● **OBJECTIVE**:
Exactly as written, print each record in the listing.

>>>>>

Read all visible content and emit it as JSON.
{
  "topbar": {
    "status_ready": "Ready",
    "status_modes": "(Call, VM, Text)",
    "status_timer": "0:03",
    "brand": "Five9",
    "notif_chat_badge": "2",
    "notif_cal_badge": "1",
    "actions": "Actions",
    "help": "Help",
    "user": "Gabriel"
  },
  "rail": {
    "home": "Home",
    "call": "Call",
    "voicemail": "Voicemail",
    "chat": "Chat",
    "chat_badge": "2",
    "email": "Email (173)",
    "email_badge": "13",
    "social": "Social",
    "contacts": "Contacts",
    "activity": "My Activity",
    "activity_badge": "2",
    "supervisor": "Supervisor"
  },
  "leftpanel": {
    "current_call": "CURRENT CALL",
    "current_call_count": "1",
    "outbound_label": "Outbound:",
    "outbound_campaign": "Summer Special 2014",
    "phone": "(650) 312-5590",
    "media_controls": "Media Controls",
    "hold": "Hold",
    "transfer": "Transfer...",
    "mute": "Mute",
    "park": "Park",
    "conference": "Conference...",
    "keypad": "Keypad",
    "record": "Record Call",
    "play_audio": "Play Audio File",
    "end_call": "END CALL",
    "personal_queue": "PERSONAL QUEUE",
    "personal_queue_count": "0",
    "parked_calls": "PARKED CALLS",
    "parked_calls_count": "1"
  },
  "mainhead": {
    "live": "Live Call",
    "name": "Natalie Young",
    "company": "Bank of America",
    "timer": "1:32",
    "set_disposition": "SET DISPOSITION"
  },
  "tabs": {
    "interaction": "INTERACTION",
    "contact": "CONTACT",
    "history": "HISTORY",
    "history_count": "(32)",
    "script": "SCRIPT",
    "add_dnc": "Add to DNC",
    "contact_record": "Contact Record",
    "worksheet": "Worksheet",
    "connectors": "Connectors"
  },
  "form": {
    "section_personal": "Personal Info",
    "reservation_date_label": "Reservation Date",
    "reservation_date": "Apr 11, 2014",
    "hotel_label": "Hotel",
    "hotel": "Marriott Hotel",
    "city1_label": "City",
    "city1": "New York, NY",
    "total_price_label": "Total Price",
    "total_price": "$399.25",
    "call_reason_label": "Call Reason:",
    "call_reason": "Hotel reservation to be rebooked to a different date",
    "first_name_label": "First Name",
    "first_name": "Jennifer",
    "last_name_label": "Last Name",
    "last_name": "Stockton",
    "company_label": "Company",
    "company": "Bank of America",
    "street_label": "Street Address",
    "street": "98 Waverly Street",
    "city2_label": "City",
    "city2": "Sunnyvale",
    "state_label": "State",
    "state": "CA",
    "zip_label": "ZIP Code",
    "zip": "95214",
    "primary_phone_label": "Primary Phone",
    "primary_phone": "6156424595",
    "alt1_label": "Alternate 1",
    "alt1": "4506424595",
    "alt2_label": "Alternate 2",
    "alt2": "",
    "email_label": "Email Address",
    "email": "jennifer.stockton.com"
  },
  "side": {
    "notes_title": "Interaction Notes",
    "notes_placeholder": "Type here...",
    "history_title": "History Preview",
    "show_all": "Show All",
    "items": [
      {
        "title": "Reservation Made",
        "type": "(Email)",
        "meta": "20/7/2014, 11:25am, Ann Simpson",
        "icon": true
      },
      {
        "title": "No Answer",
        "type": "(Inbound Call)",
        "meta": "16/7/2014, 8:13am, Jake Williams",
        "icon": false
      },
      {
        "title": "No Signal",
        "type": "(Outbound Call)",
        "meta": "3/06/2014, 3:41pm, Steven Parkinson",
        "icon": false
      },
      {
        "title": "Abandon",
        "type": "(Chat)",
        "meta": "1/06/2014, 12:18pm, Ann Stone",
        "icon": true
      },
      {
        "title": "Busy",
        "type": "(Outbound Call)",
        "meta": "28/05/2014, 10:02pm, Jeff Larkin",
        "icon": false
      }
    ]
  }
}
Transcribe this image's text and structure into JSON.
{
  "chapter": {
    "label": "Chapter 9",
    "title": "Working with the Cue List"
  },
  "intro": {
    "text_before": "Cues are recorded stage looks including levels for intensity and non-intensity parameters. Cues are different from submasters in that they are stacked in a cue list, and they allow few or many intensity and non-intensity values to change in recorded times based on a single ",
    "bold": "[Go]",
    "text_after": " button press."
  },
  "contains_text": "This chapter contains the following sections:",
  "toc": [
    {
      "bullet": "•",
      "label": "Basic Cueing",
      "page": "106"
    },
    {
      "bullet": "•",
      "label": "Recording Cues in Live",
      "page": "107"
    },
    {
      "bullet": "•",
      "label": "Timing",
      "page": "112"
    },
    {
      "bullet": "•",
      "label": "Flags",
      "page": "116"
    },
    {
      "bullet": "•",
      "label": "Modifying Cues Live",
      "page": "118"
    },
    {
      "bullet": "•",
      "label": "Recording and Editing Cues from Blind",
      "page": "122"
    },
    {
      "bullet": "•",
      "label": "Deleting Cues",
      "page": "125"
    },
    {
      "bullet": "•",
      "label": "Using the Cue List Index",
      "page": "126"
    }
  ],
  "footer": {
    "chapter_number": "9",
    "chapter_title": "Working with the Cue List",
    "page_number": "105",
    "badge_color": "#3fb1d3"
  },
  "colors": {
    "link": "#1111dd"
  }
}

<<<<<

● **ANSWER TO THE EXERCISE**:
Read all visible content and emit it as JSON.
{
  "topbar": {
    "status_ready": "Ready",
    "status_modes": "(Call, VM, Text)",
    "status_timer": "0:03",
    "brand": "Five9",
    "notif_chat_badge": "2",
    "notif_cal_badge": "1",
    "actions": "Actions",
    "help": "Help",
    "user": "Gabriel"
  },
  "rail": {
    "home": "Home",
    "call": "Call",
    "voicemail": "Voicemail",
    "chat": "Chat",
    "chat_badge": "2",
    "email": "Email (173)",
    "email_badge": "13",
    "social": "Social",
    "contacts": "Contacts",
    "activity": "My Activity",
    "activity_badge": "2",
    "supervisor": "Supervisor"
  },
  "leftpanel": {
    "current_call": "CURRENT CALL",
    "current_call_count": "1",
    "outbound_label": "Outbound:",
    "outbound_campaign": "Summer Special 2014",
    "phone": "(650) 312-5590",
    "media_controls": "Media Controls",
    "hold": "Hold",
    "transfer": "Transfer...",
    "mute": "Mute",
    "park": "Park",
    "conference": "Conference...",
    "keypad": "Keypad",
    "record": "Record Call",
    "play_audio": "Play Audio File",
    "end_call": "END CALL",
    "personal_queue": "PERSONAL QUEUE",
    "personal_queue_count": "0",
    "parked_calls": "PARKED CALLS",
    "parked_calls_count": "1"
  },
  "mainhead": {
    "live": "Live Call",
    "name": "Natalie Young",
    "company": "Bank of America",
    "timer": "1:32",
    "set_disposition": "SET DISPOSITION"
  },
  "tabs": {
    "interaction": "INTERACTION",
    "contact": "CONTACT",
    "history": "HISTORY",
    "history_count": "(32)",
    "script": "SCRIPT",
    "add_dnc": "Add to DNC",
    "contact_record": "Contact Record",
    "worksheet": "Worksheet",
    "connectors": "Connectors"
  },
  "form": {
    "section_personal": "Personal Info",
    "reservation_date_label": "Reservation Date",
    "reservation_date": "Apr 11, 2014",
    "hotel_label": "Hotel",
    "hotel": "Marriott Hotel",
    "city1_label": "City",
    "city1": "New York, NY",
    "total_price_label": "Total Price",
    "total_price": "$399.25",
    "call_reason_label": "Call Reason:",
    "call_reason": "Hotel reservation to be rebooked to a different date",
    "first_name_label": "First Name",
    "first_name": "Jennifer",
    "last_name_label": "Last Name",
    "last_name": "Stockton",
    "company_label": "Company",
    "company": "Bank of America",
    "street_label": "Street Address",
    "street": "98 Waverly Street",
    "city2_label": "City",
    "city2": "Sunnyvale",
    "state_label": "State",
    "state": "CA",
    "zip_label": "ZIP Code",
    "zip": "95214",
    "primary_phone_label": "Primary Phone",
    "primary_phone": "6156424595",
    "alt1_label": "Alternate 1",
    "alt1": "4506424595",
    "alt2_label": "Alternate 2",
    "alt2": "",
    "email_label": "Email Address",
    "email": "jennifer.stockton.com"
  },
  "side": {
    "notes_title": "Interaction Notes",
    "notes_placeholder": "Type here...",
    "history_title": "History Preview",
    "show_all": "Show All",
    "items": [
      {
        "title": "Reservation Made",
        "type": "(Email)",
        "meta": "20/7/2014, 11:25am, Ann Simpson",
        "icon": true
      },
      {
        "title": "No Answer",
        "type": "(Inbound Call)",
        "meta": "16/7/2014, 8:13am, Jake Williams",
        "icon": false
      },
      {
        "title": "No Signal",
        "type": "(Outbound Call)",
        "meta": "3/06/2014, 3:41pm, Steven Parkinson",
        "icon": false
      },
      {
        "title": "Abandon",
        "type": "(Chat)",
        "meta": "1/06/2014, 12:18pm, Ann Stone",
        "icon": true
      },
      {
        "title": "Busy",
        "type": "(Outbound Call)",
        "meta": "28/05/2014, 10:02pm, Jeff Larkin",
        "icon": false
      }
    ]
  }
}
Transcribe this image's text and structure into JSON.
{
  "chapter": {
    "label": "Chapter 9",
    "title": "Working with the Cue List"
  },
  "intro": {
    "text_before": "Cues are recorded stage looks including levels for intensity and non-intensity parameters. Cues are different from submasters in that they are stacked in a cue list, and they allow few or many intensity and non-intensity values to change in recorded times based on a single ",
    "bold": "[Go]",
    "text_after": " button press."
  },
  "contains_text": "This chapter contains the following sections:",
  "toc": [
    {
      "bullet": "•",
      "label": "Basic Cueing",
      "page": "106"
    },
    {
      "bullet": "•",
      "label": "Recording Cues in Live",
      "page": "107"
    },
    {
      "bullet": "•",
      "label": "Timing",
      "page": "112"
    },
    {
      "bullet": "•",
      "label": "Flags",
      "page": "116"
    },
    {
      "bullet": "•",
      "label": "Modifying Cues Live",
      "page": "118"
    },
    {
      "bullet": "•",
      "label": "Recording and Editing Cues from Blind",
      "page": "122"
    },
    {
      "bullet": "•",
      "label": "Deleting Cues",
      "page": "125"
    },
    {
      "bullet": "•",
      "label": "Using the Cue List Index",
      "page": "126"
    }
  ],
  "footer": {
    "chapter_number": "9",
    "chapter_title": "Working with the Cue List",
    "page_number": "105",
    "badge_color": "#3fb1d3"
  },
  "colors": {
    "link": "#1111dd"
  }
}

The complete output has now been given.